▸ Do this
Copy, from the entries below, each line where the word "name" can be found.

++++++++++++++++++++

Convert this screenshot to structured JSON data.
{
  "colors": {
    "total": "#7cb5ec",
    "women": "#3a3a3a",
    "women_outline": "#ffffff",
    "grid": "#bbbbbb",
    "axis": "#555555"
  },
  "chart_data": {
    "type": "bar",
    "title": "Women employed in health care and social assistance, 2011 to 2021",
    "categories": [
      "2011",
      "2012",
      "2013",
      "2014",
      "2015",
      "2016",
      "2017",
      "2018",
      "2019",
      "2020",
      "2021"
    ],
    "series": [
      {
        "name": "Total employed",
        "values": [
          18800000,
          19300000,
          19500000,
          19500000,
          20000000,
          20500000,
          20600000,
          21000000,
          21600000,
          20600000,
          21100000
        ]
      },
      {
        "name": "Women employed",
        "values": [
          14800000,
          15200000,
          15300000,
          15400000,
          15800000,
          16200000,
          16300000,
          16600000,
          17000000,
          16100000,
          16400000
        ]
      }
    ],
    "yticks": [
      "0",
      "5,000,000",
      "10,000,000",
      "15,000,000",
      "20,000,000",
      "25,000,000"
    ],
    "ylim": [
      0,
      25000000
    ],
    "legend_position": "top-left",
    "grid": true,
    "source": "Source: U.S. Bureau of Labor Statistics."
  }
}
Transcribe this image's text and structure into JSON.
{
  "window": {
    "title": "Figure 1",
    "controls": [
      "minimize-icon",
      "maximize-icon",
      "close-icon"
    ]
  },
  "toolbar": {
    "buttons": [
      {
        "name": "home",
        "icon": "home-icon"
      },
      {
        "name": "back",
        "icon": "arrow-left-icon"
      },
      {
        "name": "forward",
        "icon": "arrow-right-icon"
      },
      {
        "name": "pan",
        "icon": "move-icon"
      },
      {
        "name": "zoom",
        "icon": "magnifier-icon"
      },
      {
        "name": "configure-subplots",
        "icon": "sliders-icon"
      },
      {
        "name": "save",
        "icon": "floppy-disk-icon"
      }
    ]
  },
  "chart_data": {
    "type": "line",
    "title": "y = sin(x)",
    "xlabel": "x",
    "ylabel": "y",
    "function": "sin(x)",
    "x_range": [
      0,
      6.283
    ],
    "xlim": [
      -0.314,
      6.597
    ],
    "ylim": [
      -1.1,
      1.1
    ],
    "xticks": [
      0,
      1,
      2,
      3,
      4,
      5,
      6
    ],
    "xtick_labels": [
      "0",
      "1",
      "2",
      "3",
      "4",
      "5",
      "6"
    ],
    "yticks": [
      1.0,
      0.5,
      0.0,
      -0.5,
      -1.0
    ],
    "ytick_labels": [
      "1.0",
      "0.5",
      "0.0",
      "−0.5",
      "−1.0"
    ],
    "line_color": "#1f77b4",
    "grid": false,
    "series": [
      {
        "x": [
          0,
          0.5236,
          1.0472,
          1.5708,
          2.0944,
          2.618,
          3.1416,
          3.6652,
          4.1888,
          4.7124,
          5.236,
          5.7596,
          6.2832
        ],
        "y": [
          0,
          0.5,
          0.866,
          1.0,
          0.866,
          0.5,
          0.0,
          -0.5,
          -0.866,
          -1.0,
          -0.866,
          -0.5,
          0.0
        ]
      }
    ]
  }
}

++++++++++++++++++++

▸ Result
        "name": "Total employed",
        "name": "Women employed",
        "name": "home",
        "name": "back",
        "name": "forward",
        "name": "pan",
        "name": "zoom",
        "name": "configure-subplots",
        "name": "save",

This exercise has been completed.